** begin DATA EXTRACT **

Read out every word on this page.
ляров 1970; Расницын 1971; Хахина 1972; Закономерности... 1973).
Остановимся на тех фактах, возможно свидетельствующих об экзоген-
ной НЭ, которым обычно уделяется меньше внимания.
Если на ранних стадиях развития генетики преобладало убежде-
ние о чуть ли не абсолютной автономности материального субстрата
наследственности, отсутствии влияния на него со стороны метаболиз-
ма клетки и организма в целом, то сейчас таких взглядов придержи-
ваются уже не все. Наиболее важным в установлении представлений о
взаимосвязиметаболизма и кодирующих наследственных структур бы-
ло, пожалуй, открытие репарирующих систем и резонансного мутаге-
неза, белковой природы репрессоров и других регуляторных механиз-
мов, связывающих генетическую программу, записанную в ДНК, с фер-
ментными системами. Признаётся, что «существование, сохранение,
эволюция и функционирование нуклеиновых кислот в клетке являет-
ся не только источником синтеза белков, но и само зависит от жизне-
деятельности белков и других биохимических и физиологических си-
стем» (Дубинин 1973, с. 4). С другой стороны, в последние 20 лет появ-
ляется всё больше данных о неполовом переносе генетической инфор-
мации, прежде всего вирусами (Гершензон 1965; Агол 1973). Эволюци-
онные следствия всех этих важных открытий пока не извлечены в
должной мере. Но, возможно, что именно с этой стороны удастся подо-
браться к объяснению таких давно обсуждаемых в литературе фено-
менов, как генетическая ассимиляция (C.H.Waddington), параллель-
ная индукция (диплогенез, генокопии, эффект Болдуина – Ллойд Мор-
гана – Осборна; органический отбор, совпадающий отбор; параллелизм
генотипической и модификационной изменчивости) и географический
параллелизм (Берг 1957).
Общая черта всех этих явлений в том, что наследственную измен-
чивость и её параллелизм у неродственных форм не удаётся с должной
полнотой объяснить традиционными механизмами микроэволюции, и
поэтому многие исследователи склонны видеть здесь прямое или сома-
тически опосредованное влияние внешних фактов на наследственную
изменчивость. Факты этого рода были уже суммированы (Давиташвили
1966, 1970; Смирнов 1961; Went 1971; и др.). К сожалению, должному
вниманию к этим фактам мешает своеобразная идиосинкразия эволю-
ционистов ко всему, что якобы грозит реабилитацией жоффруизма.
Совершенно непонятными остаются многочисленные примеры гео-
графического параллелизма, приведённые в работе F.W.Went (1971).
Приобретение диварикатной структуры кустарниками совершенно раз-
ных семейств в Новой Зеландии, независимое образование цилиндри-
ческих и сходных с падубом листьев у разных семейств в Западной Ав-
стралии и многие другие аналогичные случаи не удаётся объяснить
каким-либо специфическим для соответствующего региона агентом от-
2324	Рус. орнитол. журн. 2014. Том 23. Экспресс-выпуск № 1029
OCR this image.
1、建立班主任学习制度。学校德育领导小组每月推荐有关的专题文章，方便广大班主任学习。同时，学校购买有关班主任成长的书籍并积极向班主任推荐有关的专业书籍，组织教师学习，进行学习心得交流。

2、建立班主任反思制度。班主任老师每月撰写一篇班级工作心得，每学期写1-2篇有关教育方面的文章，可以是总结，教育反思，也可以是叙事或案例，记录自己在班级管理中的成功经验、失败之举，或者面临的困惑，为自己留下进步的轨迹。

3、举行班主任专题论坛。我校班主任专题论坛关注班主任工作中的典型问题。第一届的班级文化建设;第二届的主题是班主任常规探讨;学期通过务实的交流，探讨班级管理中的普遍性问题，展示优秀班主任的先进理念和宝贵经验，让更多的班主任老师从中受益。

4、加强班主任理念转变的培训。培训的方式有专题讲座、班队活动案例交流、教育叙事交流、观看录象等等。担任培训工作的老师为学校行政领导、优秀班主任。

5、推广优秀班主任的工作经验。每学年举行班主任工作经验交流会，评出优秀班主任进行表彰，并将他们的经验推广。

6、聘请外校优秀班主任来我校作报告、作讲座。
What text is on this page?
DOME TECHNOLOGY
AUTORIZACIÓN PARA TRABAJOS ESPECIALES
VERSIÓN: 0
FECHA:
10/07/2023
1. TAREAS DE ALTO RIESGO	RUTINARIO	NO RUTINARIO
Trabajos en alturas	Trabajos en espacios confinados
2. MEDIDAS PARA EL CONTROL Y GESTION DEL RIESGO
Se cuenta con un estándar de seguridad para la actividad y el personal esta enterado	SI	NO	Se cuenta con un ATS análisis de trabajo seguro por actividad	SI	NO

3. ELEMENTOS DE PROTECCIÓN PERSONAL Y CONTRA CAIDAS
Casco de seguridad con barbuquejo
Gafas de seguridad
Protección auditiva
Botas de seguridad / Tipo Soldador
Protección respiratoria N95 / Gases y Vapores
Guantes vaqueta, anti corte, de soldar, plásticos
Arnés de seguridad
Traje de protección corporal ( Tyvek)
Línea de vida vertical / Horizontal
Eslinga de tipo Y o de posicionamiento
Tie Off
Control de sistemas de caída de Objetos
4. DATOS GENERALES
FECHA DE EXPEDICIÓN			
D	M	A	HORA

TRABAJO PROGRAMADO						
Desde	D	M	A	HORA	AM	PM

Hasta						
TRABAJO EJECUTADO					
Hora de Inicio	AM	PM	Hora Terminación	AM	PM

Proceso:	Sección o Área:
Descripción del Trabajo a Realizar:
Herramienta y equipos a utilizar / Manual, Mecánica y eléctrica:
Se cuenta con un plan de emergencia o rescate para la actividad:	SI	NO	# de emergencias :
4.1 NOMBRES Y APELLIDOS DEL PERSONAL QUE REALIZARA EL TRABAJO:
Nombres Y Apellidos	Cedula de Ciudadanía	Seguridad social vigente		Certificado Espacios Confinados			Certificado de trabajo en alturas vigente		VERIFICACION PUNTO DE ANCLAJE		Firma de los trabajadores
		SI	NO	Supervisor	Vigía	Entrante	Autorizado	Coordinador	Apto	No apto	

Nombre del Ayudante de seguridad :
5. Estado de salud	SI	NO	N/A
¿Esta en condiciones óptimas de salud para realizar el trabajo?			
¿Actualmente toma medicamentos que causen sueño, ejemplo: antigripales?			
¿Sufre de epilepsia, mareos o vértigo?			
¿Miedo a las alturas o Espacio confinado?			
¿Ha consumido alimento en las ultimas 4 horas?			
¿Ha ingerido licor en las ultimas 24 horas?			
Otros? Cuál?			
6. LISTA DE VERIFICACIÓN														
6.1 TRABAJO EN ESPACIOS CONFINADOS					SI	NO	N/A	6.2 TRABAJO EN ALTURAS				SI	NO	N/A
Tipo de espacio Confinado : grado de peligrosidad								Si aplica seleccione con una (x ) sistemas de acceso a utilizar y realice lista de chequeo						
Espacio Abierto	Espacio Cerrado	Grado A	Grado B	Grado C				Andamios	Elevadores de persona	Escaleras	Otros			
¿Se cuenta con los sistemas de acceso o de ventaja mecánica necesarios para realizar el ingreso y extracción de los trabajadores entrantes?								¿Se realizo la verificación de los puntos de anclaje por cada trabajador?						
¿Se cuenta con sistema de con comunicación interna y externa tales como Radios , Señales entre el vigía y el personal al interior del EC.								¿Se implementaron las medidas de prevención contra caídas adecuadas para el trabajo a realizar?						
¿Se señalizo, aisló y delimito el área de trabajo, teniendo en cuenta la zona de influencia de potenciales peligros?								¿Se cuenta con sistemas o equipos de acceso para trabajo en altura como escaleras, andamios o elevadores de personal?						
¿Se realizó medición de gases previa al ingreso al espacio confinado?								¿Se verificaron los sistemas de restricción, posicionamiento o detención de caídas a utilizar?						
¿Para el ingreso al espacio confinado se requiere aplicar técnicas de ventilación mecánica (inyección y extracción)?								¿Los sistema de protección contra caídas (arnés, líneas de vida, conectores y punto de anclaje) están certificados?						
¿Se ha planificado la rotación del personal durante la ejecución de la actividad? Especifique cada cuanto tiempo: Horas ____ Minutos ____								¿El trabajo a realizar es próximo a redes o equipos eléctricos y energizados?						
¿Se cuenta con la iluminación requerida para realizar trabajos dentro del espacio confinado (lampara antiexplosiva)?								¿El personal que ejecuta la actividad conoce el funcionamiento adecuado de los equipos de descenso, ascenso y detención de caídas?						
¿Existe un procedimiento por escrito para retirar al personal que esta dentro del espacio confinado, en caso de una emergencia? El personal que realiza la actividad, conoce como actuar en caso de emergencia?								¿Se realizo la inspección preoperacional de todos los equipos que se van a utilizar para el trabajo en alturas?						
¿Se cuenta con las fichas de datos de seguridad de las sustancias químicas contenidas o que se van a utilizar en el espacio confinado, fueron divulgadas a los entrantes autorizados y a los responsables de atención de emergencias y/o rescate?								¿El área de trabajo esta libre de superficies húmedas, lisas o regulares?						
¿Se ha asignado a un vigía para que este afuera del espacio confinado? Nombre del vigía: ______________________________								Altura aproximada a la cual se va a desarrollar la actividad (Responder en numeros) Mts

** end DATA EXTRACT **

## YOUR TASK
Within the listing above, copy each line that has the string "cada".

## COMPLETE ANSWER
¿Se cuenta con los sistemas de acceso o de ventaja mecánica necesarios para realizar el ingreso y extracción de los trabajadores entrantes?								¿Se realizo la verificación de los puntos de anclaje por cada trabajador?						
¿Se ha planificado la rotación del personal durante la ejecución de la actividad? Especifique cada cuanto tiempo: Horas ____ Minutos ____								¿El trabajo a realizar es próximo a redes o equipos eléctricos y energizados?						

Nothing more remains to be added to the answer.